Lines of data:
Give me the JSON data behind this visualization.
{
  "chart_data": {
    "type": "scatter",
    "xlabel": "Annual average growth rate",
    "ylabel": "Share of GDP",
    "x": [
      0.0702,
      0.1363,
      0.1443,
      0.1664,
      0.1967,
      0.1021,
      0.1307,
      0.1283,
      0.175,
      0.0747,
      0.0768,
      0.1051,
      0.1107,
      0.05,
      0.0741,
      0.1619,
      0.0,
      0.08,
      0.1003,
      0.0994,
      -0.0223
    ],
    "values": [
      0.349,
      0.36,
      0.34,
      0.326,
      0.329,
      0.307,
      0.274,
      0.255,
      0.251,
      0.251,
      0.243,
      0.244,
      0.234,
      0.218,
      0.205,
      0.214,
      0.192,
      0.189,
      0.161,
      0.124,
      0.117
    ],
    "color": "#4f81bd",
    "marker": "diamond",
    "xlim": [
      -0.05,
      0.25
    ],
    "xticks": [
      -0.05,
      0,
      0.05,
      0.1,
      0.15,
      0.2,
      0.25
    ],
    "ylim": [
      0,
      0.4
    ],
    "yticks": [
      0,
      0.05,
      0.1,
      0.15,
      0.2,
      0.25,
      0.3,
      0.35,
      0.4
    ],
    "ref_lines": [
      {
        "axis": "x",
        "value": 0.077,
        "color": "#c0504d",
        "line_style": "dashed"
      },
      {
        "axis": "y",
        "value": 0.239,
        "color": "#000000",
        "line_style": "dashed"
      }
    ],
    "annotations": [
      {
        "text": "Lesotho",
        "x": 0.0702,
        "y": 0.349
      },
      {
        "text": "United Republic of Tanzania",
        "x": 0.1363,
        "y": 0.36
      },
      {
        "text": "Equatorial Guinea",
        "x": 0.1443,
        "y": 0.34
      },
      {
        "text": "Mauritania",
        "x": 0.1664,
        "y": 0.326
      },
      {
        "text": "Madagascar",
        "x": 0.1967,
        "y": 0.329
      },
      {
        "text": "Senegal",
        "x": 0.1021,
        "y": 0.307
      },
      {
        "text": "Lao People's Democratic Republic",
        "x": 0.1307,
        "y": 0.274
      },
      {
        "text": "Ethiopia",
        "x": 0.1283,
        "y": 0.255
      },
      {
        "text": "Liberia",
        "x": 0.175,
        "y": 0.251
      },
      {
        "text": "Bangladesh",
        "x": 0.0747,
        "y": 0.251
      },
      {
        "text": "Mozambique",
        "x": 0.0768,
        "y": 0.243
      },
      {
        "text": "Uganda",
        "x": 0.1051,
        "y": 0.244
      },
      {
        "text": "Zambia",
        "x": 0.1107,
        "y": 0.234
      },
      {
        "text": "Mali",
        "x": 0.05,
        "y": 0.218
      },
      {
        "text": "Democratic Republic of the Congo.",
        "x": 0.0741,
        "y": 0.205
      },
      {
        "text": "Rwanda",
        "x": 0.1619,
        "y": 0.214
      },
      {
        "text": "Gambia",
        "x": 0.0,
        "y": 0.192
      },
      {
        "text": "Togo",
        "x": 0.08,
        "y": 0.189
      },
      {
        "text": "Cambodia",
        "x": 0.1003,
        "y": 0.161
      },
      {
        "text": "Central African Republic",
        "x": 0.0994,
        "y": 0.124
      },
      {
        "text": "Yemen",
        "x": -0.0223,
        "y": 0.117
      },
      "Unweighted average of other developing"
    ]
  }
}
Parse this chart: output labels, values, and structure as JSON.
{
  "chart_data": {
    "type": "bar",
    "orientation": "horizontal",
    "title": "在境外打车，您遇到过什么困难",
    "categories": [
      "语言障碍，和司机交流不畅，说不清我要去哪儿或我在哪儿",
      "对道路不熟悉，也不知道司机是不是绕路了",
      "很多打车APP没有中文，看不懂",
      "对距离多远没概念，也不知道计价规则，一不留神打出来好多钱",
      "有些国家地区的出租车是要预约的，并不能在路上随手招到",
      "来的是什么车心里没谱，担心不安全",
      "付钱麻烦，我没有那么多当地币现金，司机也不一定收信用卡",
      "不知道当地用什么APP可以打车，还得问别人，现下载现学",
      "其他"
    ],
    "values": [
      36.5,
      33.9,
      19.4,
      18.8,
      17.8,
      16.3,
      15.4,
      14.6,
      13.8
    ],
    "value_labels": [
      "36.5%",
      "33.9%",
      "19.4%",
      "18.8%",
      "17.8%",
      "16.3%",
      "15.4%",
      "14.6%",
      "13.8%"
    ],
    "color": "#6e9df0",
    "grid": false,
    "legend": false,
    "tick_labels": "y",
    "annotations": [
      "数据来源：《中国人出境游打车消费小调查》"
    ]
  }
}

- **PROMPT**
In the entries above, identify every line with the word "Democratic". Copy those lines.

- **FINAL RESULT**
        "text": "Lao People's Democratic Republic",
        "text": "Democratic Republic of the Congo.",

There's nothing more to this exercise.